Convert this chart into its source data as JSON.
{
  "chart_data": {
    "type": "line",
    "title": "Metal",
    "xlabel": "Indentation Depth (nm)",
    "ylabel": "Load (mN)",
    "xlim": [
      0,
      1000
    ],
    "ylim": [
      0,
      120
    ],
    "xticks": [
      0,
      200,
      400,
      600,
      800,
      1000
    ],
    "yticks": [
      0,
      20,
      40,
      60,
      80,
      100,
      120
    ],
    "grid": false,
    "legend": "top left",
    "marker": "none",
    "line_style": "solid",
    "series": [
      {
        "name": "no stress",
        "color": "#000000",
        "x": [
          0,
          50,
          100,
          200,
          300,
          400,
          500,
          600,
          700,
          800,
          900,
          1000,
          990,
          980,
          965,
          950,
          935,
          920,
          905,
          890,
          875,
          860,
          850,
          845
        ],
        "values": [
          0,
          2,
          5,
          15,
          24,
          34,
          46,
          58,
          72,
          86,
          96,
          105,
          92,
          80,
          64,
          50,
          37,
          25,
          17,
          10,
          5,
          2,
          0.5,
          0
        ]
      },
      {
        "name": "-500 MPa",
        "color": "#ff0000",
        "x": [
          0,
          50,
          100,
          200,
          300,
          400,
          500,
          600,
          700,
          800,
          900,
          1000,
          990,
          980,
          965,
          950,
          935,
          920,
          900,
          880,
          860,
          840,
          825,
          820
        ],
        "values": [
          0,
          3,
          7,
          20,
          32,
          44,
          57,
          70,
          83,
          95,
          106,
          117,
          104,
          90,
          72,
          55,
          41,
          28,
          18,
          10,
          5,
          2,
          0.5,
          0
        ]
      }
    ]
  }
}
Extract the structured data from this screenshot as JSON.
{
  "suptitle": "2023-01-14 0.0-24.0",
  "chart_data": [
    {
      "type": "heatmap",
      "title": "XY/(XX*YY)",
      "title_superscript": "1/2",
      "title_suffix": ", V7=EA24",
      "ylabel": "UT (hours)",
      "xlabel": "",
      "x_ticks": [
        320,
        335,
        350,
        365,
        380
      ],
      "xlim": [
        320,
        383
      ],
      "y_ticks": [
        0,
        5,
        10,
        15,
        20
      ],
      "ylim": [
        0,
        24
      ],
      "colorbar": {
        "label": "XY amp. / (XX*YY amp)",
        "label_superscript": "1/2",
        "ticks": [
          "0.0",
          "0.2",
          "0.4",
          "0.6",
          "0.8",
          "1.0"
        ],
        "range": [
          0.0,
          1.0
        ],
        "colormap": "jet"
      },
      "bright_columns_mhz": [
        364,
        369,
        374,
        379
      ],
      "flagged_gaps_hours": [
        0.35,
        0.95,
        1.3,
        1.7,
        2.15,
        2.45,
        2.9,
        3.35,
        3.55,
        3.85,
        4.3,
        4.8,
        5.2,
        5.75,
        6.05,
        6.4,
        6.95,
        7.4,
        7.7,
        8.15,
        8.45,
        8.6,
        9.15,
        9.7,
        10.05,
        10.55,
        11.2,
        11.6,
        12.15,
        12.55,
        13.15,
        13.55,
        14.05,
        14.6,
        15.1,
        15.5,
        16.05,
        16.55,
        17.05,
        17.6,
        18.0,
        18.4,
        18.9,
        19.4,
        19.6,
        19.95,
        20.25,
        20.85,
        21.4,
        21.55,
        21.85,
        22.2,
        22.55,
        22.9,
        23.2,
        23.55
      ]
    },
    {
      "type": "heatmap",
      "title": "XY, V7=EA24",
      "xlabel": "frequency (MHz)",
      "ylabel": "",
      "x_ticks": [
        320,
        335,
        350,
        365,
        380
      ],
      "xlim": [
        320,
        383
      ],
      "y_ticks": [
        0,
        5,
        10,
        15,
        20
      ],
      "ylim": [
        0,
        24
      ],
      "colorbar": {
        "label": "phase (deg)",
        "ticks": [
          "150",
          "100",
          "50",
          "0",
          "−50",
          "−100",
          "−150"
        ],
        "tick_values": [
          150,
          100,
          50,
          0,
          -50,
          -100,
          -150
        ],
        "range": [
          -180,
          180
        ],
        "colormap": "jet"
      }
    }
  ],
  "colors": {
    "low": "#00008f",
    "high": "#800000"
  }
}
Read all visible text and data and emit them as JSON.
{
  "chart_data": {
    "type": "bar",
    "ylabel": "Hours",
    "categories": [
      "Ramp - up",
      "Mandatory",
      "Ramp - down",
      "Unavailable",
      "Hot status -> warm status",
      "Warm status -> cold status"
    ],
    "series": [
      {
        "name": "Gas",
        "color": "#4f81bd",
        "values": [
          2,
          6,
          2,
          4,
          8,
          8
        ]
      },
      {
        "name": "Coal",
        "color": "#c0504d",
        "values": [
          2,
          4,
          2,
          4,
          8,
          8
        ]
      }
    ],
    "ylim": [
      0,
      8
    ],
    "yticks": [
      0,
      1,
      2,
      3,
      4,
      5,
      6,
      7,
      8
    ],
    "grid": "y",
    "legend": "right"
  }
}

====================

- The task
Extract each line of the material exactly as it stands.

- Complete output
Convert this chart into its source data as JSON.
{
  "chart_data": {
    "type": "line",
    "title": "Metal",
    "xlabel": "Indentation Depth (nm)",
    "ylabel": "Load (mN)",
    "xlim": [
      0,
      1000
    ],
    "ylim": [
      0,
      120
    ],
    "xticks": [
      0,
      200,
      400,
      600,
      800,
      1000
    ],
    "yticks": [
      0,
      20,
      40,
      60,
      80,
      100,
      120
    ],
    "grid": false,
    "legend": "top left",
    "marker": "none",
    "line_style": "solid",
    "series": [
      {
        "name": "no stress",
        "color": "#000000",
        "x": [
          0,
          50,
          100,
          200,
          300,
          400,
          500,
          600,
          700,
          800,
          900,
          1000,
          990,
          980,
          965,
          950,
          935,
          920,
          905,
          890,
          875,
          860,
          850,
          845
        ],
        "values": [
          0,
          2,
          5,
          15,
          24,
          34,
          46,
          58,
          72,
          86,
          96,
          105,
          92,
          80,
          64,
          50,
          37,
          25,
          17,
          10,
          5,
          2,
          0.5,
          0
        ]
      },
      {
        "name": "-500 MPa",
        "color": "#ff0000",
        "x": [
          0,
          50,
          100,
          200,
          300,
          400,
          500,
          600,
          700,
          800,
          900,
          1000,
          990,
          980,
          965,
          950,
          935,
          920,
          900,
          880,
          860,
          840,
          825,
          820
        ],
        "values": [
          0,
          3,
          7,
          20,
          32,
          44,
          57,
          70,
          83,
          95,
          106,
          117,
          104,
          90,
          72,
          55,
          41,
          28,
          18,
          10,
          5,
          2,
          0.5,
          0
        ]
      }
    ]
  }
}
Extract the structured data from this screenshot as JSON.
{
  "suptitle": "2023-01-14 0.0-24.0",
  "chart_data": [
    {
      "type": "heatmap",
      "title": "XY/(XX*YY)",
      "title_superscript": "1/2",
      "title_suffix": ", V7=EA24",
      "ylabel": "UT (hours)",
      "xlabel": "",
      "x_ticks": [
        320,
        335,
        350,
        365,
        380
      ],
      "xlim": [
        320,
        383
      ],
      "y_ticks": [
        0,
        5,
        10,
        15,
        20
      ],
      "ylim": [
        0,
        24
      ],
      "colorbar": {
        "label": "XY amp. / (XX*YY amp)",
        "label_superscript": "1/2",
        "ticks": [
          "0.0",
          "0.2",
          "0.4",
          "0.6",
          "0.8",
          "1.0"
        ],
        "range": [
          0.0,
          1.0
        ],
        "colormap": "jet"
      },
      "bright_columns_mhz": [
        364,
        369,
        374,
        379
      ],
      "flagged_gaps_hours": [
        0.35,
        0.95,
        1.3,
        1.7,
        2.15,
        2.45,
        2.9,
        3.35,
        3.55,
        3.85,
        4.3,
        4.8,
        5.2,
        5.75,
        6.05,
        6.4,
        6.95,
        7.4,
        7.7,
        8.15,
        8.45,
        8.6,
        9.15,
        9.7,
        10.05,
        10.55,
        11.2,
        11.6,
        12.15,
        12.55,
        13.15,
        13.55,
        14.05,
        14.6,
        15.1,
        15.5,
        16.05,
        16.55,
        17.05,
        17.6,
        18.0,
        18.4,
        18.9,
        19.4,
        19.6,
        19.95,
        20.25,
        20.85,
        21.4,
        21.55,
        21.85,
        22.2,
        22.55,
        22.9,
        23.2,
        23.55
      ]
    },
    {
      "type": "heatmap",
      "title": "XY, V7=EA24",
      "xlabel": "frequency (MHz)",
      "ylabel": "",
      "x_ticks": [
        320,
        335,
        350,
        365,
        380
      ],
      "xlim": [
        320,
        383
      ],
      "y_ticks": [
        0,
        5,
        10,
        15,
        20
      ],
      "ylim": [
        0,
        24
      ],
      "colorbar": {
        "label": "phase (deg)",
        "ticks": [
          "150",
          "100",
          "50",
          "0",
          "−50",
          "−100",
          "−150"
        ],
        "tick_values": [
          150,
          100,
          50,
          0,
          -50,
          -100,
          -150
        ],
        "range": [
          -180,
          180
        ],
        "colormap": "jet"
      }
    }
  ],
  "colors": {
    "low": "#00008f",
    "high": "#800000"
  }
}
Read all visible text and data and emit them as JSON.
{
  "chart_data": {
    "type": "bar",
    "ylabel": "Hours",
    "categories": [
      "Ramp - up",
      "Mandatory",
      "Ramp - down",
      "Unavailable",
      "Hot status -> warm status",
      "Warm status -> cold status"
    ],
    "series": [
      {
        "name": "Gas",
        "color": "#4f81bd",
        "values": [
          2,
          6,
          2,
          4,
          8,
          8
        ]
      },
      {
        "name": "Coal",
        "color": "#c0504d",
        "values": [
          2,
          4,
          2,
          4,
          8,
          8
        ]
      }
    ],
    "ylim": [
      0,
      8
    ],
    "yticks": [
      0,
      1,
      2,
      3,
      4,
      5,
      6,
      7,
      8
    ],
    "grid": "y",
    "legend": "right"
  }
}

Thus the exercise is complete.